** Objective **
Lines holding the string "last" are the ones to copy from this listing.

Stored data entries:
>> start

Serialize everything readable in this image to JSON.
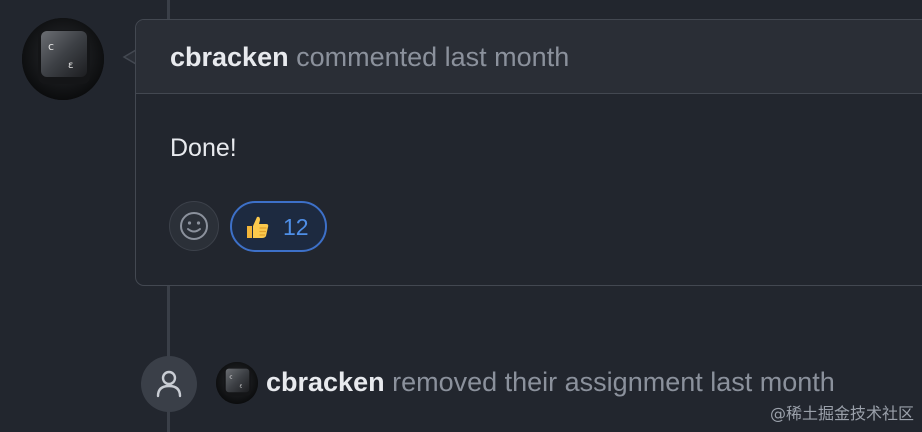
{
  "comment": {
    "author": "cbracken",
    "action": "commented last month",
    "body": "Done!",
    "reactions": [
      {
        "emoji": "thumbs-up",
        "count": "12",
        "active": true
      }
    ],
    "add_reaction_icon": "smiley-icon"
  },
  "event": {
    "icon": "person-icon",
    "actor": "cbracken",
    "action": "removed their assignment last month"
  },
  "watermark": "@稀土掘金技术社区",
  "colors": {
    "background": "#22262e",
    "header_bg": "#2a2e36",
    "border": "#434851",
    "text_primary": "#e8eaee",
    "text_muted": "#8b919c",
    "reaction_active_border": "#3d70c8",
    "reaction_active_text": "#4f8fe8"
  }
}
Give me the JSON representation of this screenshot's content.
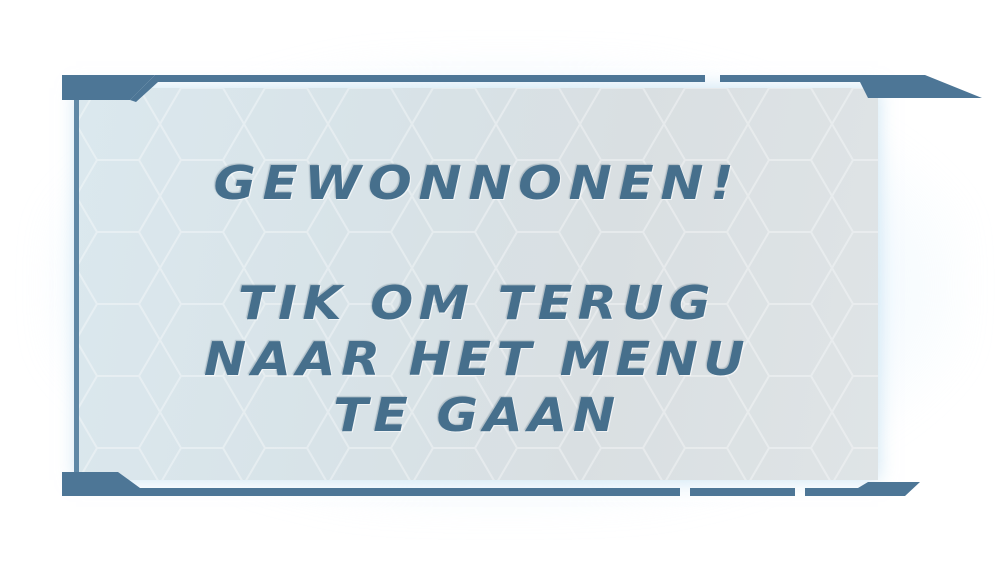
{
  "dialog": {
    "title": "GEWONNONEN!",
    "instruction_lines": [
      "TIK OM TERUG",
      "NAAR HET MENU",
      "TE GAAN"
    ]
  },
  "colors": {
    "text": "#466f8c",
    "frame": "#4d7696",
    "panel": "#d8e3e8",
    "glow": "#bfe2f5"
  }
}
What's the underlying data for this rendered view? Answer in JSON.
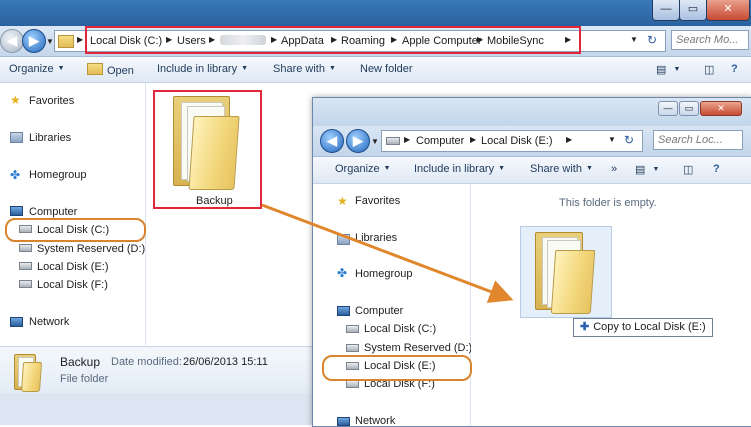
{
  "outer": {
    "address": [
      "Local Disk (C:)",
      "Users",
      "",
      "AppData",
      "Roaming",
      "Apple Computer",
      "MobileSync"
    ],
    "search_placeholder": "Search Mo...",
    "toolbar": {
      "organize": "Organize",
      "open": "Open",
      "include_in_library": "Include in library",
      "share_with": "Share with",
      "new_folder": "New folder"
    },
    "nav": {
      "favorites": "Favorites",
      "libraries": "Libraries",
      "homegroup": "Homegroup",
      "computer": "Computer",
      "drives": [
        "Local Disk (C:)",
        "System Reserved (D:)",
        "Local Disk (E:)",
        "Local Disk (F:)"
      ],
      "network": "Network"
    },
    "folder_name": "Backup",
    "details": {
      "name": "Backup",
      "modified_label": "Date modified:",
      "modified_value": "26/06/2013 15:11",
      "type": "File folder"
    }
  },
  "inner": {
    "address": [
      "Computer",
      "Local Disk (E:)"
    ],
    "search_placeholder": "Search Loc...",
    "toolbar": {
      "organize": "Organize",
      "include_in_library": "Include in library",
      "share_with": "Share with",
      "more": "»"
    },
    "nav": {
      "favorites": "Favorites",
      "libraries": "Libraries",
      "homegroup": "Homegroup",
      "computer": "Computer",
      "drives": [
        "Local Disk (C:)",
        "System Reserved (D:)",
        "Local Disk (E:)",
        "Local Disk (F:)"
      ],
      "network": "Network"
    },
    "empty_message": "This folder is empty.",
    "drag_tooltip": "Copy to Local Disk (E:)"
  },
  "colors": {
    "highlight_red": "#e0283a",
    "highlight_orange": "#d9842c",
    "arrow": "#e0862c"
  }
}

>> end

** Exercise solution **
    "action": "commented last month",
    "action": "removed their assignment last month"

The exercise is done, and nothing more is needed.